Зачем делать мемы на марийском

В СССР национальные языки и традиции были чем-то вроде вишенки не торте – мило, но необязательно. Тодар Бактемир, автор телеграм-канала «‎Степной новиоп»‎, краевед и астраханский активист, гость очередного выпуска подкаста «Агенты перемен», знает, как это исправить.

О том, почему Москва не Россия

У нас в Астраханской области я время от времени слышу бытовые высказывания вроде «‎поехать в Россию»‎ – идёт речь о Москве или даже о Самаре. Если говорящий находится в астраханской степи в ауле с казахским большинством в двадцати километрах от Каспийского моря, для него очевидно, что Москва – это совершенно другое место, где люди иначе выглядят, иначе разговаривают, иначе зарабатывают.

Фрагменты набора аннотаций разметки
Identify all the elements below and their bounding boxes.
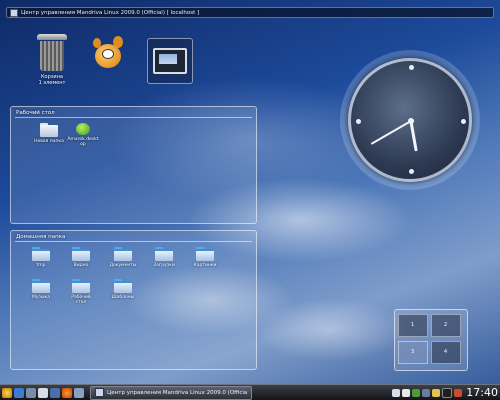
update-icon[interactable]	[422, 388, 431, 397]
folder-item-tmp[interactable]: tmp	[21, 247, 61, 268]
home-folder-panel: Домашняя папка tmp Видео Документы Загру…	[10, 230, 257, 370]
folder-icon	[155, 247, 173, 261]
network-icon[interactable]	[412, 388, 421, 397]
window-title: Центр управления Mandriva Linux 2009.0 (…	[21, 9, 200, 16]
clock-pivot	[408, 118, 414, 124]
folder-icon	[196, 247, 214, 261]
desktop-folder-panel: Рабочий стол Новая папка Amarok.deskt op	[10, 106, 257, 224]
clock-marker	[409, 65, 414, 70]
gimp-desktop-icon[interactable]	[84, 36, 132, 70]
pager-desktop-2[interactable]: 2	[431, 314, 461, 337]
taskbar-clock[interactable]: 17:40	[466, 386, 498, 399]
volume-icon[interactable]	[402, 388, 411, 397]
amarok-desktop-item[interactable]: Amarok.deskt op	[63, 123, 103, 147]
folder-item-music[interactable]: Музыка	[21, 279, 61, 300]
pager-desktop-3[interactable]: 3	[398, 341, 428, 364]
folder-item-downloads[interactable]: Загрузки	[144, 247, 184, 268]
pager-desktop-4[interactable]: 4	[431, 341, 461, 364]
folder-icon	[40, 123, 58, 137]
trash-icon	[36, 34, 68, 72]
display-widget[interactable]	[147, 38, 193, 84]
folder-icon	[32, 279, 50, 293]
folder-icon	[32, 247, 50, 261]
notification-icon[interactable]	[432, 388, 441, 397]
show-desktop-icon[interactable]	[14, 387, 24, 398]
folder-item-templates[interactable]: Шаблоны	[103, 279, 143, 300]
start-menu-icon[interactable]	[2, 387, 12, 398]
desktop-panel-title: Рабочий стол	[16, 110, 55, 116]
trash-desktop-icon[interactable]: Корзина 1 элемент	[28, 34, 76, 86]
system-tray	[392, 387, 463, 398]
panel-divider	[15, 241, 252, 242]
desktop-pager: 1 2 3 4	[394, 309, 468, 371]
amarok-icon	[76, 123, 90, 135]
active-window-titlebar[interactable]: Центр управления Mandriva Linux 2009.0 (…	[6, 7, 494, 18]
folder-item-video[interactable]: Видео	[61, 247, 101, 268]
device-icon[interactable]	[454, 388, 463, 397]
clock-marker	[461, 119, 466, 124]
folder-item-documents[interactable]: Документы	[103, 247, 143, 268]
folder-item-pictures[interactable]: Картинки	[185, 247, 225, 268]
settings-icon[interactable]	[26, 387, 36, 398]
terminal-icon[interactable]	[74, 387, 84, 398]
trash-label: Корзина 1 элемент	[38, 74, 66, 86]
panel-divider	[15, 117, 252, 118]
clock-marker	[409, 169, 414, 174]
monitor-icon	[153, 48, 187, 74]
clock-hour-hand	[409, 120, 418, 151]
gimp-icon	[91, 36, 125, 70]
taskbar-task-control-center[interactable]: Центр управления Mandriva Linux 2009.0 (…	[90, 385, 253, 400]
file-manager-icon[interactable]	[50, 387, 60, 398]
power-icon[interactable]	[442, 387, 453, 398]
folder-icon	[72, 247, 90, 261]
firefox-icon[interactable]	[62, 387, 72, 398]
clock-minute-hand	[370, 120, 412, 145]
clock-face	[348, 58, 472, 182]
home-panel-title: Домашняя папка	[16, 234, 66, 240]
folder-icon	[114, 247, 132, 261]
analog-clock-widget[interactable]	[340, 50, 480, 190]
tools-icon[interactable]	[38, 387, 48, 398]
window-icon[interactable]	[10, 8, 18, 17]
taskbar: Центр управления Mandriva Linux 2009.0 (…	[0, 384, 500, 400]
folder-item-desktop[interactable]: Рабочий стол	[61, 279, 101, 305]
clock-marker	[356, 119, 361, 124]
folder-icon	[72, 279, 90, 293]
folder-icon	[114, 279, 132, 293]
control-center-icon	[95, 388, 104, 397]
pager-desktop-1[interactable]: 1	[398, 314, 428, 337]
clipboard-icon[interactable]	[392, 388, 401, 397]
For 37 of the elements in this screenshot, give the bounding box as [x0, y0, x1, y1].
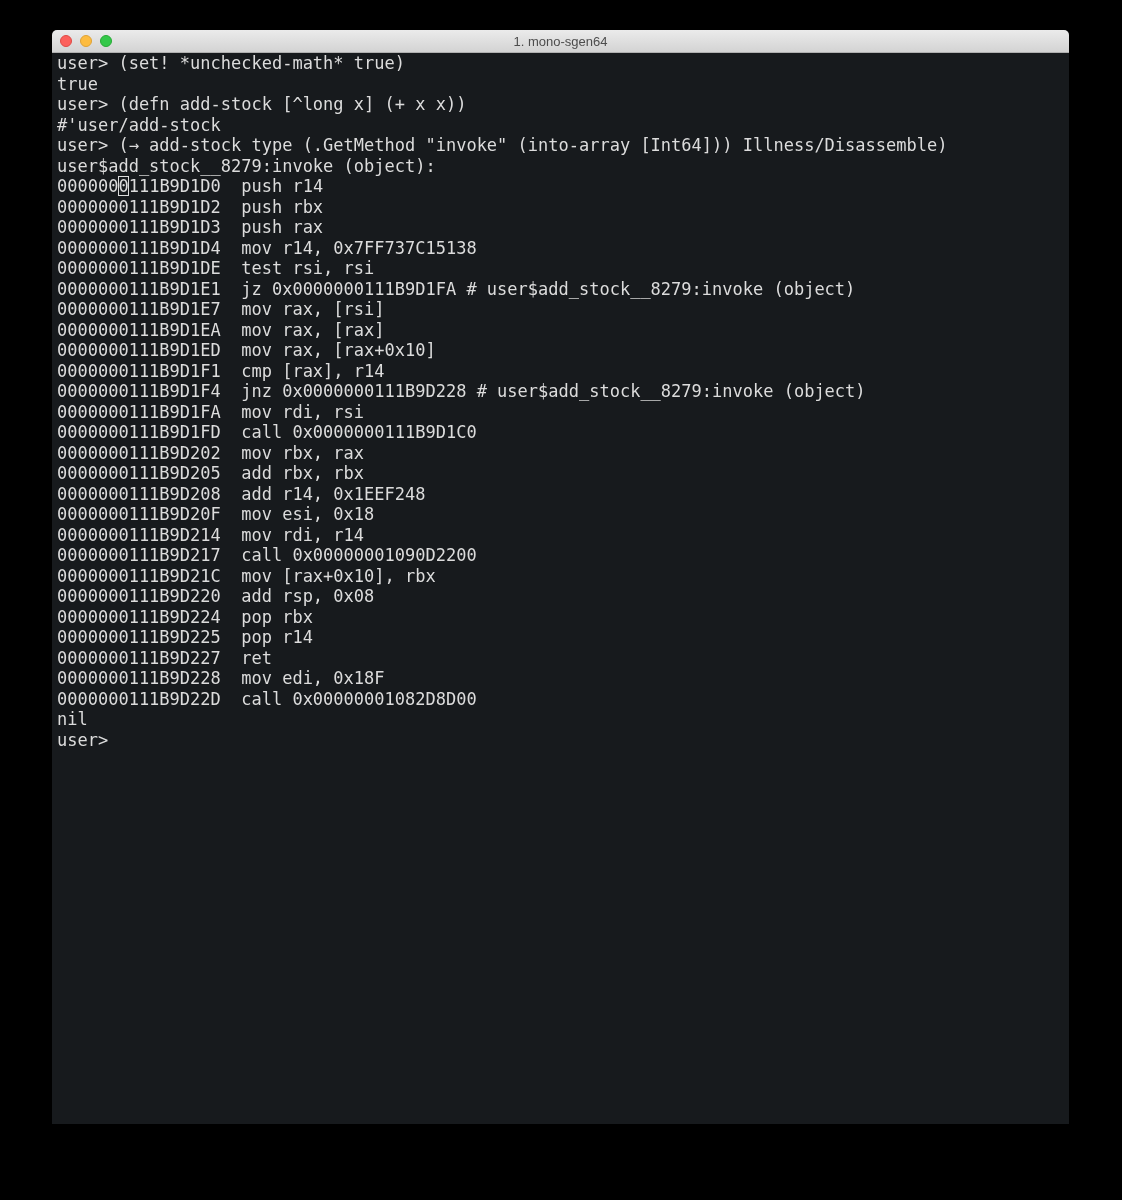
terminal-line: 0000000111B9D1FD call 0x0000000111B9D1C0 [57, 422, 477, 443]
terminal-line: 0000000111B9D1FA mov rdi, rsi [57, 401, 365, 422]
terminal-line: user> [57, 729, 109, 750]
terminal-line: 0000000111B9D228 mov edi, 0x18F [57, 668, 385, 689]
terminal-line: user$add_stock__8279:invoke (object): [57, 155, 436, 176]
close-button[interactable] [60, 35, 72, 47]
terminal-line: 0000000111B9D202 mov rbx, rax [57, 442, 365, 463]
terminal-line: 0000000111B9D1F4 jnz 0x0000000111B9D228 # user$add_stock__8279:invoke (object) [57, 381, 866, 402]
terminal-line: 0000000111B9D1D2 push rbx [57, 196, 324, 217]
terminal-line: 0000000111B9D1E1 jz 0x0000000111B9D1FA # user$add_stock__8279:invoke (object) [57, 278, 856, 299]
terminal-line: 0000000111B9D1ED mov rax, [rax+0x10] [57, 340, 436, 361]
terminal-line: 0000000111B9D20F mov esi, 0x18 [57, 504, 375, 525]
terminal-line: 0000000111B9D1DE test rsi, rsi [57, 258, 375, 279]
terminal-line: 0000000111B9D224 pop rbx [57, 606, 313, 627]
terminal-line: true [57, 73, 98, 94]
terminal-line: #'user/add-stock [57, 114, 221, 135]
terminal-line: 0000000111B9D225 pop r14 [57, 627, 313, 648]
terminal-line: nil [57, 709, 88, 730]
terminal-line: 0000000111B9D1EA mov rax, [rax] [57, 319, 385, 340]
terminal-line: 0000000111B9D1F1 cmp [rax], r14 [57, 360, 385, 381]
terminal-line: 0000000111B9D21C mov [rax+0x10], rbx [57, 565, 436, 586]
minimize-button[interactable] [80, 35, 92, 47]
terminal-line: 0000000111B9D22D call 0x00000001082D8D00 [57, 688, 477, 709]
terminal-line: 0000000111B9D220 add rsp, 0x08 [57, 586, 375, 607]
terminal-line: 0000000111B9D1E7 mov rax, [rsi] [57, 299, 385, 320]
window-title: 1. mono-sgen64 [513, 33, 608, 49]
terminal-line: user> (→ add-stock type (.GetMethod "invoke" (into-array [Int64])) Illness/Disassemble) [57, 135, 948, 156]
terminal-line: 0000000111B9D205 add rbx, rbx [57, 463, 365, 484]
terminal-line: 0000000111B9D208 add r14, 0x1EEF248 [57, 483, 426, 504]
terminal-line: 0000000111B9D217 call 0x00000001090D2200 [57, 545, 477, 566]
zoom-button[interactable] [100, 35, 112, 47]
terminal-line: 0000000111B9D1D3 push rax [57, 217, 324, 238]
terminal-line: 0000000111B9D214 mov rdi, r14 [57, 524, 365, 545]
terminal-line: user> (defn add-stock [^long x] (+ x x)) [57, 94, 467, 115]
terminal-line: 0000000111B9D227 ret [57, 647, 272, 668]
terminal-line: user> (set! *unchecked-math* true) [57, 53, 405, 74]
terminal-line: 0000000111B9D1D4 mov r14, 0x7FF737C15138 [57, 237, 477, 258]
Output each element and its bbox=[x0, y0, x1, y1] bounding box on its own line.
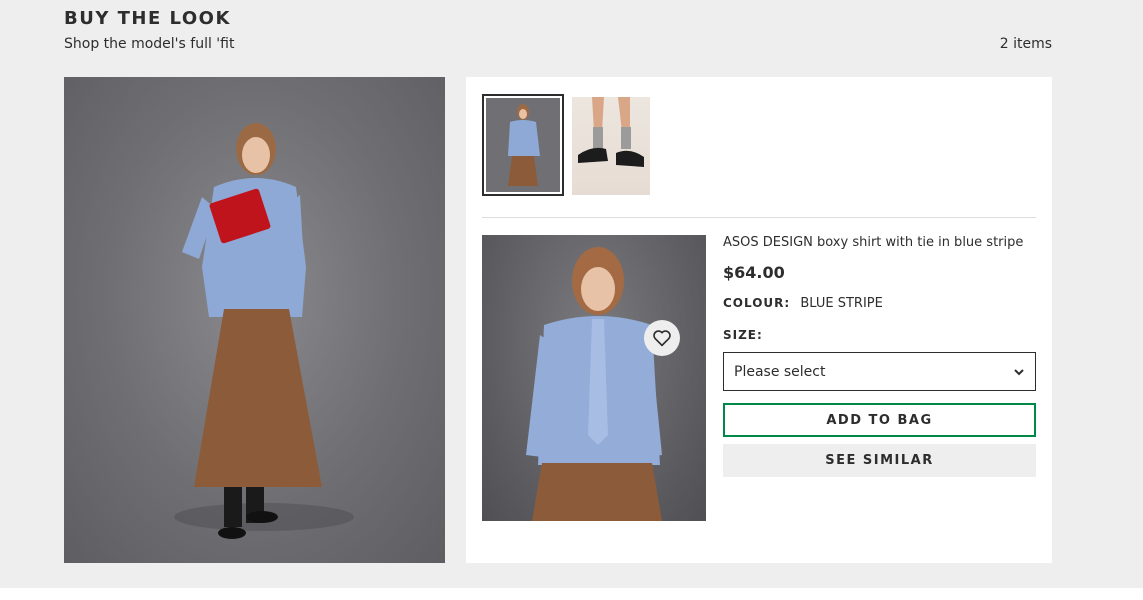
model-illustration bbox=[174, 123, 354, 539]
page-footer-band bbox=[0, 588, 1143, 600]
colour-label: COLOUR: bbox=[723, 296, 791, 310]
item-count: 2 items bbox=[999, 36, 1052, 52]
shoes-thumbnail[interactable] bbox=[572, 97, 650, 195]
shirt-thumbnail-illustration bbox=[508, 104, 540, 186]
model-image bbox=[64, 77, 445, 563]
size-select[interactable]: Please select bbox=[723, 352, 1036, 391]
add-to-bag-button[interactable]: ADD TO BAG bbox=[723, 403, 1036, 437]
section-title: BUY THE LOOK bbox=[64, 8, 231, 29]
size-select-value: Please select bbox=[734, 363, 826, 380]
product-image[interactable] bbox=[482, 235, 706, 521]
product-illustration bbox=[526, 247, 662, 521]
divider bbox=[482, 217, 1036, 218]
product-name[interactable]: ASOS DESIGN boxy shirt with tie in blue … bbox=[723, 235, 1023, 250]
heart-icon bbox=[653, 330, 671, 347]
section-subtitle: Shop the model's full 'fit bbox=[64, 36, 235, 52]
size-label: SIZE: bbox=[723, 328, 763, 342]
wishlist-button[interactable] bbox=[644, 320, 680, 356]
see-similar-button[interactable]: SEE SIMILAR bbox=[723, 444, 1036, 477]
shirt-thumbnail[interactable] bbox=[482, 94, 564, 196]
colour-row: COLOUR: BLUE STRIPE bbox=[723, 296, 883, 311]
product-price: $64.00 bbox=[723, 263, 785, 282]
colour-value: BLUE STRIPE bbox=[800, 296, 883, 311]
shoes-thumbnail-illustration bbox=[578, 97, 644, 167]
chevron-down-icon bbox=[1014, 368, 1024, 375]
product-panel: ASOS DESIGN boxy shirt with tie in blue … bbox=[466, 77, 1052, 563]
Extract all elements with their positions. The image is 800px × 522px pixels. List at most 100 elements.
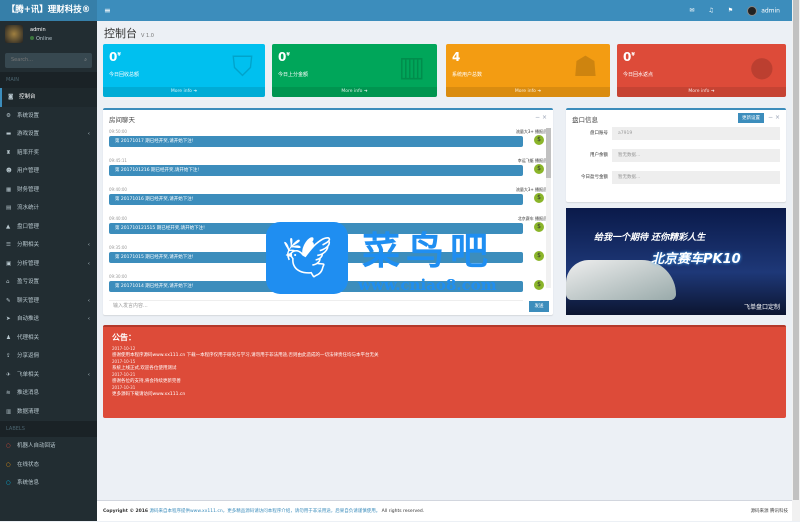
wifi-icon: ≋ [6, 390, 11, 396]
chat-scrollbar[interactable] [546, 128, 551, 288]
user-icon: ☻ [6, 168, 12, 174]
more-info-link[interactable]: More info ➜ [272, 87, 437, 97]
sidebar-item[interactable]: ▥ 数据清理 [0, 403, 97, 422]
stat-label: 今日回水返点 [623, 72, 654, 78]
footer-link[interactable]: 源码来自本程序提供www.xx111.cn，更多精品源码请访问本程序介绍，请勿用… [149, 509, 380, 514]
home-icon: ⌂ [6, 279, 10, 285]
banner-slogan: 给我一个期待 还你精彩人生 [594, 233, 706, 243]
chat-input[interactable]: 输入发言内容... [109, 300, 523, 311]
sidebar-item[interactable]: ➤ 自动推送 ‹ [0, 310, 97, 329]
cog-icon: ⚙ [6, 112, 11, 119]
user-avatar [5, 25, 23, 43]
list-icon: ☰ [6, 242, 11, 248]
field-label: 盘口账号 [590, 131, 608, 136]
sidebar-item[interactable]: ✈ 飞单相关 ‹ [0, 366, 97, 385]
field-input[interactable]: 暂无数据... [612, 149, 780, 162]
bot-avatar-icon: $ [533, 163, 545, 175]
trophy-icon: ♜ [6, 149, 11, 156]
field-label: 今日盈亏金额 [581, 175, 608, 180]
collapse-icon[interactable]: − [768, 114, 773, 121]
chat-message: 09:45:11 幸运飞艇 播报员第 2017101216 期已经开奖,请开始下注… [109, 158, 547, 188]
comment-icon: ✎ [6, 297, 11, 304]
notice-date: 2017-10-21 [112, 372, 136, 377]
circle-icon: ○ [6, 480, 11, 486]
chart-icon: ▤ [6, 205, 12, 211]
bell-icon[interactable]: ♫ [708, 7, 713, 14]
notice-text: 更多源码下载请访问www.xx111.cn [112, 392, 186, 397]
chat-message: 09:40:00 流量大3+ 播报员第 20171016 期已经开奖,请开始下注!… [109, 187, 547, 217]
stat-box: 4 系统用户总数 ☗ More info ➜ [446, 44, 610, 97]
notice-text: 感谢各位的支持,将会持续更新完善 [112, 379, 181, 384]
close-icon[interactable]: × [542, 114, 547, 121]
send-button[interactable]: 发送 [529, 301, 549, 312]
account-info-box: 盘口信息 更新设置 − × 盘口账号 a7919 用户余额 暂无数据... 今日盈亏金额… [566, 108, 786, 202]
banner-title: 北京赛车PK10 [651, 252, 741, 267]
dashboard-icon: ◙ [8, 94, 14, 100]
promo-banner[interactable]: 给我一个期待 还你精彩人生 北京赛车PK10 飞单盘口定制 [566, 208, 786, 315]
bag-icon: ⛉ [231, 50, 253, 83]
sidebar-item[interactable]: ♜ 赔率开奖 [0, 144, 97, 163]
message-bubble: 第 20171014 期已经开奖,请开始下注! [109, 281, 523, 292]
message-bubble: 第 201710121515 期已经开奖,请开始下注! [109, 223, 523, 234]
bar-chart-icon: ▥ [398, 50, 425, 83]
sidebar-item[interactable]: ▤ 流水统计 [0, 199, 97, 218]
message-bubble: 第 20171017 期已经开奖,请开始下注! [109, 136, 523, 147]
stat-box: 0¥ 今日回水返点 ● More info ➜ [617, 44, 786, 97]
user-menu[interactable]: admin [747, 5, 780, 16]
field-label: 用户余额 [590, 153, 608, 158]
user-add-icon: ☗ [572, 50, 598, 83]
panel-title: 盘口信息 [572, 116, 598, 124]
chat-message: 09:40:00 北京赛车 播报员第 201710121515 期已经开奖,请开始… [109, 216, 547, 246]
chat-message: 09:50:00 流量大3+ 播报员第 20171017 期已经开奖,请开始下注!… [109, 129, 547, 159]
chat-title: 房间聊天 [109, 116, 135, 124]
plane-icon: ✈ [6, 371, 11, 378]
sidebar-item[interactable]: ⇪ 分享返佣 [0, 347, 97, 366]
bot-avatar-icon: $ [533, 192, 545, 204]
envelope-icon[interactable]: ✉ [689, 7, 694, 14]
user-panel: admin Online [0, 21, 97, 49]
sidebar-item[interactable]: ⚙ 系统设置 [0, 107, 97, 126]
sidebar-toggle-icon[interactable]: ≡ [104, 6, 111, 15]
sidebar-item[interactable]: ▲ 盘口管理 [0, 218, 97, 237]
more-info-link[interactable]: More info ➜ [617, 87, 786, 97]
file-icon: ▣ [6, 260, 12, 267]
sidebar-item[interactable]: ▬ 游戏设置 ‹ [0, 125, 97, 144]
sidebar-item[interactable]: ▦ 财务管理 [0, 181, 97, 200]
app-logo[interactable]: 【腾+讯】理财科技® [0, 0, 97, 21]
user-status: Online [30, 36, 52, 42]
chevron-left-icon: ‹ [87, 131, 90, 137]
sidebar-item[interactable]: ▣ 分析管理 ‹ [0, 255, 97, 274]
chevron-left-icon: ‹ [87, 371, 90, 378]
sidebar-label-item[interactable]: ○ 系统信息 [0, 474, 97, 493]
flag-icon[interactable]: ⚑ [728, 7, 733, 14]
sidebar-item[interactable]: ☻ 用户管理 [0, 162, 97, 181]
sidebar-item[interactable]: ⌂ 盈亏设置 [0, 273, 97, 292]
sidebar-item[interactable]: ◙ 控制台 [0, 88, 97, 107]
field-input[interactable]: a7919 [612, 127, 780, 140]
page-title: 控制台 V 1.0 [104, 27, 154, 40]
chevron-left-icon: ‹ [87, 297, 90, 304]
stat-box: 0¥ 今日回收总额 ⛉ More info ➜ [103, 44, 265, 97]
footer: Copyright © 2016 源码来自本程序提供www.xx111.cn，更… [97, 500, 792, 521]
gamepad-icon: ▬ [6, 131, 12, 137]
chat-message: 09:35:00 第 20171015 期已经开奖,请开始下注! $ [109, 245, 545, 275]
page-scrollbar[interactable] [792, 0, 800, 521]
close-icon[interactable]: × [775, 114, 780, 121]
notice-text: 系统上线正式,欢迎各位使用测试 [112, 366, 177, 371]
sidebar-label-item[interactable]: ○ 机器人自动回话 [0, 437, 97, 456]
sidebar-search-input[interactable]: Search... ⌕ [5, 53, 92, 68]
money-icon: ▦ [6, 186, 12, 193]
sidebar-item[interactable]: ✎ 聊天管理 ‹ [0, 292, 97, 311]
field-input[interactable]: 暂无数据... [612, 171, 780, 184]
notice-date: 2017-10-15 [112, 359, 136, 364]
sidebar-section-header: MAIN [0, 72, 97, 88]
sidebar-label-item[interactable]: ○ 在线状态 [0, 456, 97, 475]
sidebar-item[interactable]: ☰ 分期相关 ‹ [0, 236, 97, 255]
more-info-link[interactable]: More info ➜ [103, 87, 265, 97]
collapse-icon[interactable]: − [535, 114, 540, 121]
sidebar-item[interactable]: ≋ 推送消息 [0, 384, 97, 403]
search-icon[interactable]: ⌕ [84, 53, 87, 68]
sidebar-item[interactable]: ♟ 代理相关 [0, 329, 97, 348]
update-settings-button[interactable]: 更新设置 [738, 113, 764, 123]
more-info-link[interactable]: More info ➜ [446, 87, 610, 97]
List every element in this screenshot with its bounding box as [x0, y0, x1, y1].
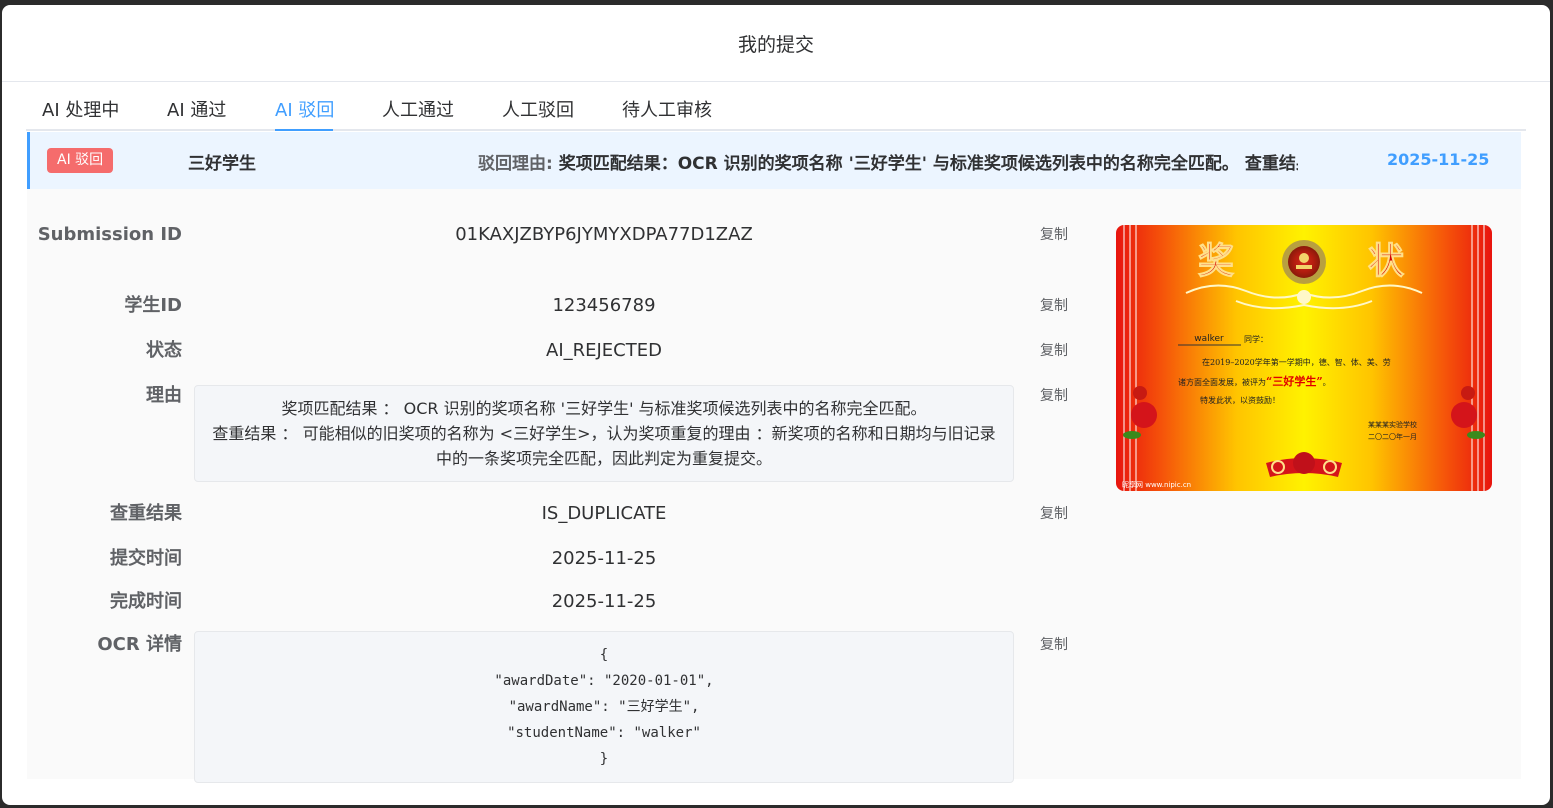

Части задания »
(A) Можете выписать дословно фрагмент текста о мемах на марийском от «Зачем делать мемы» до «разговаривают, иначе зарабатывают.»?
(B) Можете повторить без изменений строки из фрагментов аннотаций разметки от строки с «388, 431, 397]» до строки с «341, 428, 364]» включительно?

Полные решения »
(A)
Зачем делать мемы на марийском

В СССР национальные языки и традиции были чем-то вроде вишенки не торте – мило, но необязательно. Тодар Бактемир, автор телеграм-канала «‎Степной новиоп»‎, краевед и астраханский активист, гость очередного выпуска подкаста «Агенты перемен», знает, как это исправить.

О том, почему Москва не Россия

У нас в Астраханской области я время от времени слышу бытовые высказывания вроде «‎поехать в Россию»‎ – идёт речь о Москве или даже о Самаре. Если говорящий находится в астраханской степи в ауле с казахским большинством в двадцати километрах от Каспийского моря, для него очевидно, что Москва – это совершенно другое место, где люди иначе выглядят, иначе разговаривают, иначе зарабатывают.

(B)
update-icon[interactable]	[422, 388, 431, 397]
folder-item-tmp[interactable]: tmp	[21, 247, 61, 268]
home-folder-panel: Домашняя папка tmp Видео Документы Загру…	[10, 230, 257, 370]
folder-icon	[155, 247, 173, 261]
network-icon[interactable]	[412, 388, 421, 397]
window-title: Центр управления Mandriva Linux 2009.0 (…	[21, 9, 200, 16]
clock-pivot	[408, 118, 414, 124]
folder-icon	[196, 247, 214, 261]
desktop-folder-panel: Рабочий стол Новая папка Amarok.deskt op	[10, 106, 257, 224]
clock-marker	[409, 65, 414, 70]
gimp-desktop-icon[interactable]	[84, 36, 132, 70]
pager-desktop-2[interactable]: 2	[431, 314, 461, 337]
taskbar-clock[interactable]: 17:40	[466, 386, 498, 399]
volume-icon[interactable]	[402, 388, 411, 397]
amarok-desktop-item[interactable]: Amarok.deskt op	[63, 123, 103, 147]
folder-item-music[interactable]: Музыка	[21, 279, 61, 300]
pager-desktop-3[interactable]: 3	[398, 341, 428, 364]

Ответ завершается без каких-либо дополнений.